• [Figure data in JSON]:

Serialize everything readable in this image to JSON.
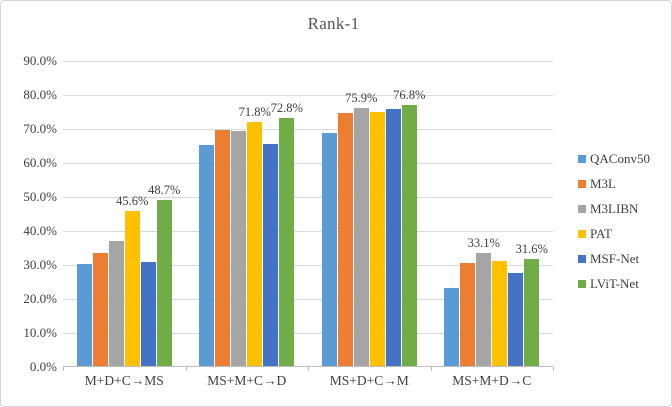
{
  "chart_data": {
    "type": "bar",
    "title": "Rank-1",
    "xlabel": "",
    "ylabel": "",
    "categories": [
      "M+D+C→MS",
      "MS+M+C→D",
      "MS+D+C→M",
      "MS+M+D→C"
    ],
    "series": [
      {
        "name": "QAConv50",
        "color": "#5B9BD5",
        "values": [
          30.0,
          65.0,
          68.5,
          22.8
        ],
        "labels": [
          null,
          null,
          null,
          null
        ]
      },
      {
        "name": "M3L",
        "color": "#ED7D31",
        "values": [
          33.1,
          69.4,
          74.5,
          30.4
        ],
        "labels": [
          null,
          null,
          null,
          null
        ]
      },
      {
        "name": "M3LIBN",
        "color": "#A5A5A5",
        "values": [
          36.9,
          69.0,
          75.9,
          33.1
        ],
        "labels": [
          null,
          null,
          "75.9%",
          "33.1%"
        ]
      },
      {
        "name": "PAT",
        "color": "#FFC000",
        "values": [
          45.6,
          71.8,
          74.8,
          31.0
        ],
        "labels": [
          "45.6%",
          "71.8%",
          null,
          null
        ]
      },
      {
        "name": "MSF-Net",
        "color": "#4472C4",
        "values": [
          30.5,
          65.3,
          75.5,
          27.5
        ],
        "labels": [
          null,
          null,
          null,
          null
        ]
      },
      {
        "name": "LViT-Net",
        "color": "#70AD47",
        "values": [
          48.7,
          72.8,
          76.8,
          31.6
        ],
        "labels": [
          "48.7%",
          "72.8%",
          "76.8%",
          "31.6%"
        ]
      }
    ],
    "ylim": [
      0,
      90
    ],
    "ytick_step": 10,
    "yticks": [
      "90.0%",
      "80.0%",
      "70.0%",
      "60.0%",
      "50.0%",
      "40.0%",
      "30.0%",
      "20.0%",
      "10.0%",
      "0.0%"
    ],
    "grid": true,
    "legend_position": "right"
  },
  "colors": {
    "grid": "#D9D9D9",
    "axis": "#BFBFBF",
    "text": "#404040",
    "title_text": "#555555",
    "frame_border": "#D6D6D6",
    "background": "#FFFFFF"
  }
}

• [What the task asks]:
Repeat the data exactly, excluding the pictures.

• [Complete response]:
Serialize everything readable in this image to JSON.
{
  "chart_data": {
    "type": "bar",
    "title": "Rank-1",
    "xlabel": "",
    "ylabel": "",
    "categories": [
      "M+D+C→MS",
      "MS+M+C→D",
      "MS+D+C→M",
      "MS+M+D→C"
    ],
    "series": [
      {
        "name": "QAConv50",
        "color": "#5B9BD5",
        "values": [
          30.0,
          65.0,
          68.5,
          22.8
        ],
        "labels": [
          null,
          null,
          null,
          null
        ]
      },
      {
        "name": "M3L",
        "color": "#ED7D31",
        "values": [
          33.1,
          69.4,
          74.5,
          30.4
        ],
        "labels": [
          null,
          null,
          null,
          null
        ]
      },
      {
        "name": "M3LIBN",
        "color": "#A5A5A5",
        "values": [
          36.9,
          69.0,
          75.9,
          33.1
        ],
        "labels": [
          null,
          null,
          "75.9%",
          "33.1%"
        ]
      },
      {
        "name": "PAT",
        "color": "#FFC000",
        "values": [
          45.6,
          71.8,
          74.8,
          31.0
        ],
        "labels": [
          "45.6%",
          "71.8%",
          null,
          null
        ]
      },
      {
        "name": "MSF-Net",
        "color": "#4472C4",
        "values": [
          30.5,
          65.3,
          75.5,
          27.5
        ],
        "labels": [
          null,
          null,
          null,
          null
        ]
      },
      {
        "name": "LViT-Net",
        "color": "#70AD47",
        "values": [
          48.7,
          72.8,
          76.8,
          31.6
        ],
        "labels": [
          "48.7%",
          "72.8%",
          "76.8%",
          "31.6%"
        ]
      }
    ],
    "ylim": [
      0,
      90
    ],
    "ytick_step": 10,
    "yticks": [
      "90.0%",
      "80.0%",
      "70.0%",
      "60.0%",
      "50.0%",
      "40.0%",
      "30.0%",
      "20.0%",
      "10.0%",
      "0.0%"
    ],
    "grid": true,
    "legend_position": "right"
  },
  "colors": {
    "grid": "#D9D9D9",
    "axis": "#BFBFBF",
    "text": "#404040",
    "title_text": "#555555",
    "frame_border": "#D6D6D6",
    "background": "#FFFFFF"
  }
}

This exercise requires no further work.